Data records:
· · · · ·

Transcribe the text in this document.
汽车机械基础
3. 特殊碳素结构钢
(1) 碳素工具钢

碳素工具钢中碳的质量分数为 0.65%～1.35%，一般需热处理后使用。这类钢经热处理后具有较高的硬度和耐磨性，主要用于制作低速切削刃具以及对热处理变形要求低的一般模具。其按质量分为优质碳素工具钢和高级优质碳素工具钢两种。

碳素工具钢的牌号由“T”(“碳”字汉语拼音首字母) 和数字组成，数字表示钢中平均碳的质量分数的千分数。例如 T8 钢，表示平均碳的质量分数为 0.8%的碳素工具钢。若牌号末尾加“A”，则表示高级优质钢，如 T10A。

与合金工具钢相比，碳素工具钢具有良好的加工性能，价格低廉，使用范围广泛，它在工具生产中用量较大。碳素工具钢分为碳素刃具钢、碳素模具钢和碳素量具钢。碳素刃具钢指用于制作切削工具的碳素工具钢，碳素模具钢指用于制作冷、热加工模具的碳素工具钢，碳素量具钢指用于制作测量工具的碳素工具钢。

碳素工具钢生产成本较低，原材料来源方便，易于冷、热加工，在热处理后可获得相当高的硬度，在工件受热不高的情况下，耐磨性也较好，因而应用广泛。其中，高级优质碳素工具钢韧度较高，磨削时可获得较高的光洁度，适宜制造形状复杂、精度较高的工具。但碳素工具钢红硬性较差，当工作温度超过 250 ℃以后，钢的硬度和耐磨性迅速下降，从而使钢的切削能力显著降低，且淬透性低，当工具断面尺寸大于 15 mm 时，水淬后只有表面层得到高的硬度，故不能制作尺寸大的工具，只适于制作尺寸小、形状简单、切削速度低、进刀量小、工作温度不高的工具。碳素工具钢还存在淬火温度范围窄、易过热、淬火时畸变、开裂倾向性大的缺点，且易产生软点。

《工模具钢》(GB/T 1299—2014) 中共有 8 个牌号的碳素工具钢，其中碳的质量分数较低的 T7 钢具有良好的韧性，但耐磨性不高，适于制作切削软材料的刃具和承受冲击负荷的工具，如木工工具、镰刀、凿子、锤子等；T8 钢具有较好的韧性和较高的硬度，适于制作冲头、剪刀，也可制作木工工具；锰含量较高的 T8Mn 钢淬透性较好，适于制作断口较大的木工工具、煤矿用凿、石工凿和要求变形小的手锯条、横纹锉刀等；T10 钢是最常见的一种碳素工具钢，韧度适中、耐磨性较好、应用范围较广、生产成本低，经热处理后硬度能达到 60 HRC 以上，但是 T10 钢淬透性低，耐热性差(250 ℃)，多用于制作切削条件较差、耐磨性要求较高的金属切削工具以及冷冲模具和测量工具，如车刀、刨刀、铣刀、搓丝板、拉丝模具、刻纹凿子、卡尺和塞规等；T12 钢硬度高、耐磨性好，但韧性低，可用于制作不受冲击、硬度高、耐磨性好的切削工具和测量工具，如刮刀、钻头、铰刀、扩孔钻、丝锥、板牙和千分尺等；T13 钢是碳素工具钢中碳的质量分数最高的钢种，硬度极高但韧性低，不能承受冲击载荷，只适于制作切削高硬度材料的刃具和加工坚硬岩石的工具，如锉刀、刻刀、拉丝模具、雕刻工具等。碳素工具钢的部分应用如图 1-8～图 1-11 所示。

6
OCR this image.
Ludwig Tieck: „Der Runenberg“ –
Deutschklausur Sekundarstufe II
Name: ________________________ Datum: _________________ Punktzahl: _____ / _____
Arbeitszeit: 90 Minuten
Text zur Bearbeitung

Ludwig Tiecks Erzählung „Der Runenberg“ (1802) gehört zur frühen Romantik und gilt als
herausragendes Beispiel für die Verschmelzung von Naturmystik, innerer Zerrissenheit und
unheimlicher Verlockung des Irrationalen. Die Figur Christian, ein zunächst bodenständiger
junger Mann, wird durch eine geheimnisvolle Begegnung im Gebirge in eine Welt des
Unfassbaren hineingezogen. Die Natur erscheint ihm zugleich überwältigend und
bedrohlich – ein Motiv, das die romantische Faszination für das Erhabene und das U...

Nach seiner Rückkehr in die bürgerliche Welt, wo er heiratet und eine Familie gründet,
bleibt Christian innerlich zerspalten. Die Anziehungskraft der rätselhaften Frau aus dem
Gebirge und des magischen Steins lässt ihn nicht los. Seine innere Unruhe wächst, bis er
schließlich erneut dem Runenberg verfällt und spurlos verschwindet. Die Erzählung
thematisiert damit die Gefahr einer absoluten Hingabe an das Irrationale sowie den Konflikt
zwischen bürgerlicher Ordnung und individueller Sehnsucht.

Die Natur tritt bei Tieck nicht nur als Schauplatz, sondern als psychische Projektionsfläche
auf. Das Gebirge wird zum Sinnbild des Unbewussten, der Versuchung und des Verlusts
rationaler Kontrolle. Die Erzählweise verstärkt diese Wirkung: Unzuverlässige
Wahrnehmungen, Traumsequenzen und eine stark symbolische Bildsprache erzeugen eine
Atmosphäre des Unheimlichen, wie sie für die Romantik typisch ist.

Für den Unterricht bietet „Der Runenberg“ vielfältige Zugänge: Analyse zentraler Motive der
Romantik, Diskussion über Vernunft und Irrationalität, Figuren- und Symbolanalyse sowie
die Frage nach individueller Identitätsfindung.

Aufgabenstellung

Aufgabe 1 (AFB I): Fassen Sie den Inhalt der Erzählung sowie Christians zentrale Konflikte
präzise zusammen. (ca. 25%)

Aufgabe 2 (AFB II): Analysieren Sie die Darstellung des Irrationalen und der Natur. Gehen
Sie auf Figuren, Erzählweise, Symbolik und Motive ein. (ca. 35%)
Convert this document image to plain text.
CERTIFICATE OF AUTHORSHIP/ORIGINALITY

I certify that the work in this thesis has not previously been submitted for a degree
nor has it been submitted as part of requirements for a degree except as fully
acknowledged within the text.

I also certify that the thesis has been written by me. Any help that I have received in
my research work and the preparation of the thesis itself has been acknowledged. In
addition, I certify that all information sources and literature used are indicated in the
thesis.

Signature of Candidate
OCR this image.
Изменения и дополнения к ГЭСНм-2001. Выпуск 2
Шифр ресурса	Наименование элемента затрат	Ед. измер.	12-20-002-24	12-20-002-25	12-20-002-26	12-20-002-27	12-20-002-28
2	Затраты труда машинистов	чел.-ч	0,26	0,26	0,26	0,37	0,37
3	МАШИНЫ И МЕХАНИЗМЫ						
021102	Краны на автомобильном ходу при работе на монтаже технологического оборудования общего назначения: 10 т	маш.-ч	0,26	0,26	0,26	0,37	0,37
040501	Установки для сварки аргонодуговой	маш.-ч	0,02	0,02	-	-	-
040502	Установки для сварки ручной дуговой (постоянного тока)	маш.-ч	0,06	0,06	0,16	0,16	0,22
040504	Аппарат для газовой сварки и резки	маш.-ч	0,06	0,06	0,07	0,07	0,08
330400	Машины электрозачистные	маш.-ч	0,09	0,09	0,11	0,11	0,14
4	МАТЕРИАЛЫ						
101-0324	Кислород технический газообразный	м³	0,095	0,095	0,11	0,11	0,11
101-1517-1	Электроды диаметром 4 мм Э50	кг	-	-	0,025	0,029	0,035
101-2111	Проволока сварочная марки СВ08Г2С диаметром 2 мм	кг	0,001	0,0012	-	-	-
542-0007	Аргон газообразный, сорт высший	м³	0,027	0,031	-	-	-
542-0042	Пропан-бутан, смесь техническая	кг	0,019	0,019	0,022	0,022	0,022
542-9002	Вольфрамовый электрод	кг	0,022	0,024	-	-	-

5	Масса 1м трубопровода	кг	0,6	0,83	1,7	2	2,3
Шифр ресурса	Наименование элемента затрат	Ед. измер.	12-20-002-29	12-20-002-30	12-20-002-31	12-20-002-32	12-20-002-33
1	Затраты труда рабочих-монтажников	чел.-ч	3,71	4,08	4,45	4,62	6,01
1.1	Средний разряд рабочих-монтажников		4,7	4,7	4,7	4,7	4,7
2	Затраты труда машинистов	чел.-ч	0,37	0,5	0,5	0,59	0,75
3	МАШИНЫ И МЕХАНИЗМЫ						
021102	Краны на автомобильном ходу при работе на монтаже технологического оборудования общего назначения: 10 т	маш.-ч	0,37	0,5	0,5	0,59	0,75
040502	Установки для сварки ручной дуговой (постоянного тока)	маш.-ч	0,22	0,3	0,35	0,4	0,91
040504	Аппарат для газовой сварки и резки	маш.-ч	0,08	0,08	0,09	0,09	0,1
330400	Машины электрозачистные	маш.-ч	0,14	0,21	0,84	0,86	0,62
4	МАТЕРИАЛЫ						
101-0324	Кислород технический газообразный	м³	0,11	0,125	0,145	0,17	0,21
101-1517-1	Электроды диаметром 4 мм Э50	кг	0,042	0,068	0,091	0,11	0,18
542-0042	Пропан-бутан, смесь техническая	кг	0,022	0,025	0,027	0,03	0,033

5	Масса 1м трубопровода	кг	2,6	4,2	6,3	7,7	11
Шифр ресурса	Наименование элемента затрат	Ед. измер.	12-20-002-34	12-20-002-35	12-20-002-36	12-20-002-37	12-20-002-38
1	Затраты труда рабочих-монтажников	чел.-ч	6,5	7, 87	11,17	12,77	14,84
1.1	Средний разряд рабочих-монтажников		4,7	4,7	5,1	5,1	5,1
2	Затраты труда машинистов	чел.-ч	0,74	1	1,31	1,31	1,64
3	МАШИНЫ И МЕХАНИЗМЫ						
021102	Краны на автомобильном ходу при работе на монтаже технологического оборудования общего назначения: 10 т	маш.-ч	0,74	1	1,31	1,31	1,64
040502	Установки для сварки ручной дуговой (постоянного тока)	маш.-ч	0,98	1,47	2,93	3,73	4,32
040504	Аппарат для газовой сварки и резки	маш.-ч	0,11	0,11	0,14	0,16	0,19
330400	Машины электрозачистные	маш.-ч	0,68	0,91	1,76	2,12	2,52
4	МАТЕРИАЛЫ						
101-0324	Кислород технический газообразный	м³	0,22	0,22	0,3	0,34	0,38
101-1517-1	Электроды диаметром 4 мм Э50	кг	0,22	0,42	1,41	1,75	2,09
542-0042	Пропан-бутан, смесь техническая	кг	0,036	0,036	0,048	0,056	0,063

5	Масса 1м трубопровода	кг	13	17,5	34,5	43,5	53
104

· · · · ·

### REQUEST
Copy all lines in the listing above where the string "Наименование" appears.

### TASK RESPONSE
Шифр ресурса	Наименование элемента затрат	Ед. измер.	12-20-002-24	12-20-002-25	12-20-002-26	12-20-002-27	12-20-002-28
Шифр ресурса	Наименование элемента затрат	Ед. измер.	12-20-002-29	12-20-002-30	12-20-002-31	12-20-002-32	12-20-002-33
Шифр ресурса	Наименование элемента затрат	Ед. измер.	12-20-002-34	12-20-002-35	12-20-002-36	12-20-002-37	12-20-002-38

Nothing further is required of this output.